(Short problem):
Take each line containing the word "JSON" and copy it.

-- START Data for this exercise --

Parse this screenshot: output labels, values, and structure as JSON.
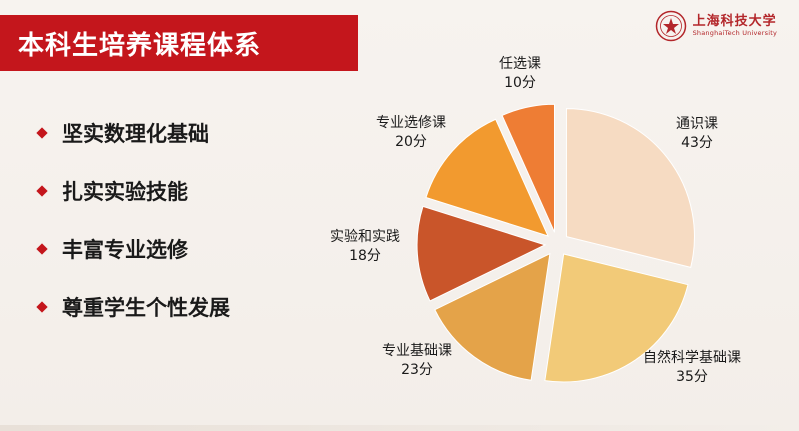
{
  "title": "本科生培养课程体系",
  "logo": {
    "name_cn": "上海科技大学",
    "name_en": "ShanghaiTech University",
    "accent": "#b3262a"
  },
  "bullets": [
    "坚实数理化基础",
    "扎实实验技能",
    "丰富专业选修",
    "尊重学生个性发展"
  ],
  "chart_data": {
    "type": "pie",
    "title": "",
    "unit": "分",
    "start": "top",
    "direction": "clockwise",
    "exploded": true,
    "slices": [
      {
        "label": "通识课",
        "value": 43,
        "value_text": "43分",
        "color": "#f6dbc2"
      },
      {
        "label": "自然科学基础课",
        "value": 35,
        "value_text": "35分",
        "color": "#f2ca78"
      },
      {
        "label": "专业基础课",
        "value": 23,
        "value_text": "23分",
        "color": "#e4a349"
      },
      {
        "label": "实验和实践",
        "value": 18,
        "value_text": "18分",
        "color": "#c9552a"
      },
      {
        "label": "专业选修课",
        "value": 20,
        "value_text": "20分",
        "color": "#f29a2f"
      },
      {
        "label": "任选课",
        "value": 10,
        "value_text": "10分",
        "color": "#ee7d34"
      }
    ]
  }
}
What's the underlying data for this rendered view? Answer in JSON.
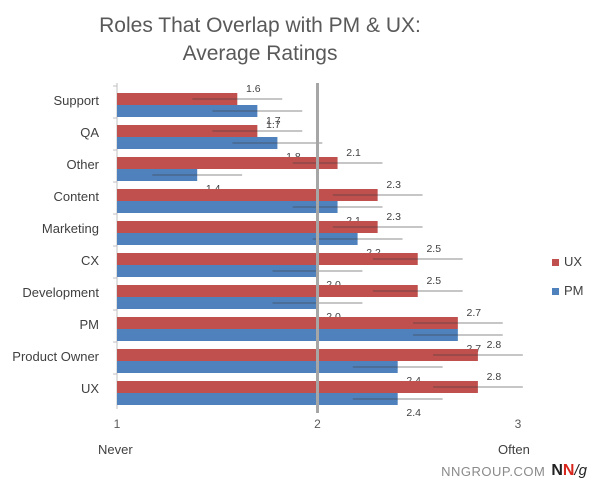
{
  "title_line1": "Roles That Overlap with PM & UX:",
  "title_line2": "Average Ratings",
  "anchor_left": "Never",
  "anchor_right": "Often",
  "footer_text": "NNGROUP.COM",
  "logo": {
    "n1": "N",
    "n2": "N",
    "g": "/g"
  },
  "colors": {
    "ux": "#c0504d",
    "pm": "#4f81bd",
    "reference_line": "#a6a6a6"
  },
  "chart_data": {
    "type": "bar",
    "orientation": "horizontal",
    "categories": [
      "Support",
      "QA",
      "Other",
      "Content",
      "Marketing",
      "CX",
      "Development",
      "PM",
      "Product Owner",
      "UX"
    ],
    "series": [
      {
        "name": "UX",
        "values": [
          1.6,
          1.7,
          2.1,
          2.3,
          2.3,
          2.5,
          2.5,
          2.7,
          2.8,
          2.8
        ]
      },
      {
        "name": "PM",
        "values": [
          1.7,
          1.8,
          1.4,
          2.1,
          2.2,
          2.0,
          2.0,
          2.7,
          2.4,
          2.4
        ]
      }
    ],
    "xlim": [
      1,
      3
    ],
    "xticks": [
      1,
      2,
      3
    ],
    "reference_line": 2,
    "legend": "right",
    "error_bars": true
  }
}
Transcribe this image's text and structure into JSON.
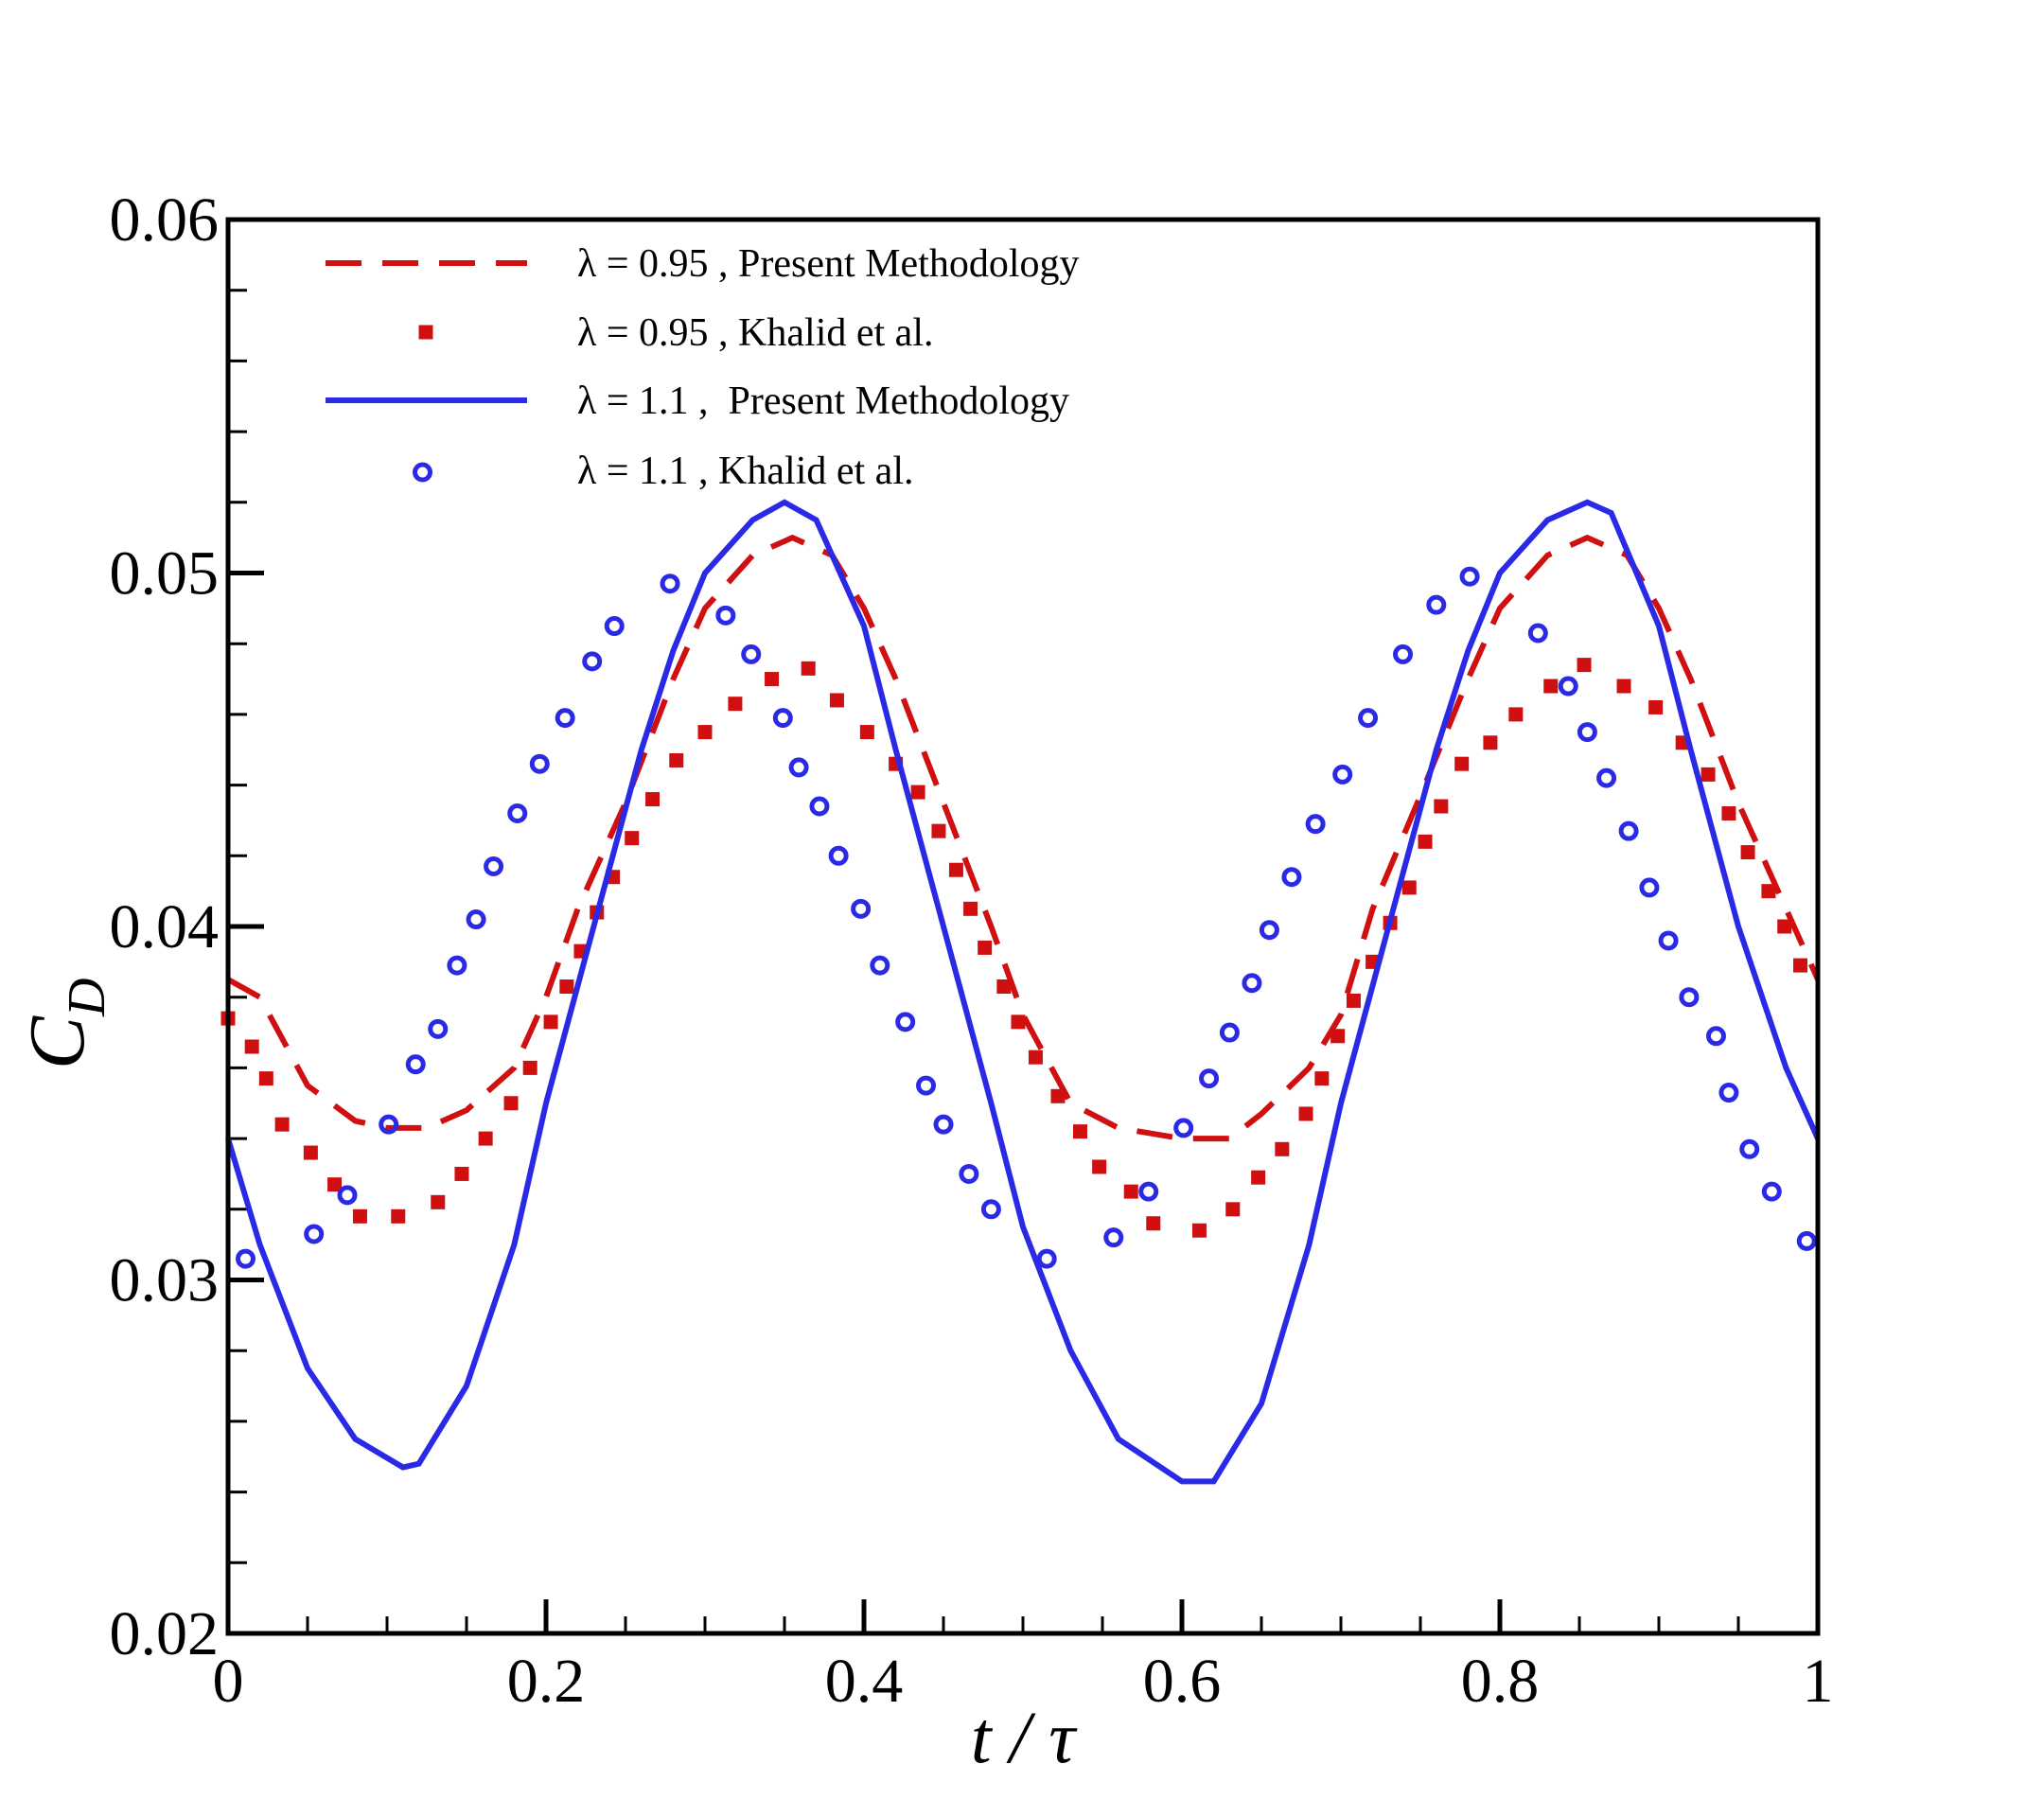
{
  "chart_data": {
    "type": "line",
    "xlabel": "t / τ",
    "ylabel": "C",
    "ylabel_sub": "D",
    "xlim": [
      0,
      1
    ],
    "ylim": [
      0.02,
      0.06
    ],
    "xticks": [
      0,
      0.2,
      0.4,
      0.6,
      0.8,
      1
    ],
    "yticks": [
      0.02,
      0.03,
      0.04,
      0.05,
      0.06
    ],
    "legend": "upper-left",
    "series": [
      {
        "name": "λ = 0.95 , Present Methodology",
        "color": "#d01010",
        "style": "dashed",
        "x": [
          0,
          0.02,
          0.05,
          0.08,
          0.1,
          0.125,
          0.15,
          0.18,
          0.2,
          0.22,
          0.25,
          0.28,
          0.3,
          0.33,
          0.355,
          0.38,
          0.4,
          0.42,
          0.45,
          0.48,
          0.5,
          0.53,
          0.56,
          0.6,
          0.63,
          0.65,
          0.68,
          0.7,
          0.72,
          0.75,
          0.78,
          0.8,
          0.83,
          0.855,
          0.88,
          0.9,
          0.92,
          0.95,
          0.98,
          1.0
        ],
        "values": [
          0.0385,
          0.038,
          0.0355,
          0.0345,
          0.0343,
          0.0343,
          0.0348,
          0.036,
          0.038,
          0.0405,
          0.0435,
          0.047,
          0.049,
          0.0505,
          0.051,
          0.0505,
          0.049,
          0.047,
          0.0435,
          0.04,
          0.0375,
          0.035,
          0.0343,
          0.034,
          0.034,
          0.0347,
          0.036,
          0.0375,
          0.0405,
          0.0437,
          0.047,
          0.049,
          0.0505,
          0.051,
          0.0505,
          0.049,
          0.047,
          0.0435,
          0.0405,
          0.0385
        ]
      },
      {
        "name": "λ = 0.95 , Khalid et al.",
        "color": "#d01010",
        "style": "square",
        "x": [
          0,
          0.015,
          0.024,
          0.034,
          0.052,
          0.067,
          0.083,
          0.107,
          0.132,
          0.147,
          0.162,
          0.178,
          0.19,
          0.203,
          0.213,
          0.222,
          0.232,
          0.242,
          0.254,
          0.267,
          0.282,
          0.3,
          0.319,
          0.342,
          0.365,
          0.383,
          0.402,
          0.42,
          0.434,
          0.447,
          0.458,
          0.467,
          0.476,
          0.488,
          0.497,
          0.508,
          0.522,
          0.536,
          0.548,
          0.568,
          0.582,
          0.611,
          0.632,
          0.648,
          0.663,
          0.678,
          0.688,
          0.698,
          0.708,
          0.72,
          0.731,
          0.743,
          0.753,
          0.763,
          0.776,
          0.794,
          0.81,
          0.832,
          0.853,
          0.878,
          0.898,
          0.915,
          0.931,
          0.944,
          0.956,
          0.969,
          0.979,
          0.989
        ],
        "values": [
          0.0374,
          0.0366,
          0.0357,
          0.0344,
          0.0336,
          0.0327,
          0.0318,
          0.0318,
          0.0322,
          0.033,
          0.034,
          0.035,
          0.036,
          0.0373,
          0.0383,
          0.0393,
          0.0404,
          0.0414,
          0.0425,
          0.0436,
          0.0447,
          0.0455,
          0.0463,
          0.047,
          0.0473,
          0.0464,
          0.0455,
          0.0446,
          0.0438,
          0.0427,
          0.0416,
          0.0405,
          0.0394,
          0.0383,
          0.0373,
          0.0363,
          0.0352,
          0.0342,
          0.0332,
          0.0325,
          0.0316,
          0.0314,
          0.032,
          0.0329,
          0.0337,
          0.0347,
          0.0357,
          0.0369,
          0.0379,
          0.039,
          0.0401,
          0.0411,
          0.0424,
          0.0434,
          0.0446,
          0.0452,
          0.046,
          0.0468,
          0.0474,
          0.0468,
          0.0462,
          0.0452,
          0.0443,
          0.0432,
          0.0421,
          0.041,
          0.04,
          0.0389
        ]
      },
      {
        "name": "λ = 1.1 ,  Present Methodology",
        "color": "#2a2ae6",
        "style": "solid",
        "x": [
          0,
          0.02,
          0.05,
          0.08,
          0.11,
          0.12,
          0.15,
          0.18,
          0.2,
          0.23,
          0.26,
          0.28,
          0.3,
          0.33,
          0.35,
          0.37,
          0.4,
          0.42,
          0.45,
          0.48,
          0.5,
          0.53,
          0.56,
          0.6,
          0.62,
          0.65,
          0.68,
          0.7,
          0.73,
          0.76,
          0.78,
          0.8,
          0.83,
          0.855,
          0.87,
          0.9,
          0.92,
          0.95,
          0.98,
          1.0
        ],
        "values": [
          0.034,
          0.031,
          0.0275,
          0.0255,
          0.0247,
          0.0248,
          0.027,
          0.031,
          0.035,
          0.04,
          0.045,
          0.0478,
          0.05,
          0.0515,
          0.052,
          0.0515,
          0.0485,
          0.045,
          0.04,
          0.035,
          0.0315,
          0.028,
          0.0255,
          0.0243,
          0.0243,
          0.0265,
          0.031,
          0.035,
          0.04,
          0.045,
          0.0478,
          0.05,
          0.0515,
          0.052,
          0.0517,
          0.0485,
          0.045,
          0.04,
          0.036,
          0.034
        ]
      },
      {
        "name": "λ = 1.1 , Khalid et al.",
        "color": "#2a2ae6",
        "style": "circle",
        "x": [
          0.011,
          0.054,
          0.075,
          0.101,
          0.118,
          0.132,
          0.144,
          0.156,
          0.167,
          0.182,
          0.196,
          0.212,
          0.229,
          0.243,
          0.278,
          0.313,
          0.329,
          0.349,
          0.359,
          0.372,
          0.384,
          0.398,
          0.41,
          0.426,
          0.439,
          0.45,
          0.466,
          0.48,
          0.515,
          0.557,
          0.579,
          0.601,
          0.617,
          0.63,
          0.644,
          0.655,
          0.669,
          0.684,
          0.701,
          0.717,
          0.739,
          0.76,
          0.781,
          0.824,
          0.843,
          0.855,
          0.867,
          0.881,
          0.894,
          0.906,
          0.919,
          0.936,
          0.944,
          0.957,
          0.971,
          0.993
        ],
        "values": [
          0.0306,
          0.0313,
          0.0324,
          0.0344,
          0.0361,
          0.0371,
          0.0389,
          0.0402,
          0.0417,
          0.0432,
          0.0446,
          0.0459,
          0.0475,
          0.0485,
          0.0497,
          0.0488,
          0.0477,
          0.0459,
          0.0445,
          0.0434,
          0.042,
          0.0405,
          0.0389,
          0.0373,
          0.0355,
          0.0344,
          0.033,
          0.032,
          0.0306,
          0.0312,
          0.0325,
          0.0343,
          0.0357,
          0.037,
          0.0384,
          0.0399,
          0.0414,
          0.0429,
          0.0443,
          0.0459,
          0.0477,
          0.0491,
          0.0499,
          0.0483,
          0.0468,
          0.0455,
          0.0442,
          0.0427,
          0.0411,
          0.0396,
          0.038,
          0.0369,
          0.0353,
          0.0337,
          0.0325,
          0.0311
        ]
      }
    ]
  }
}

-- END Data for this exercise --

(Output for this task):
Parse this screenshot: output labels, values, and structure as JSON.
What's the underlying data for this rendered view? Answer in JSON.
Transcribe this image's text and structure into JSON.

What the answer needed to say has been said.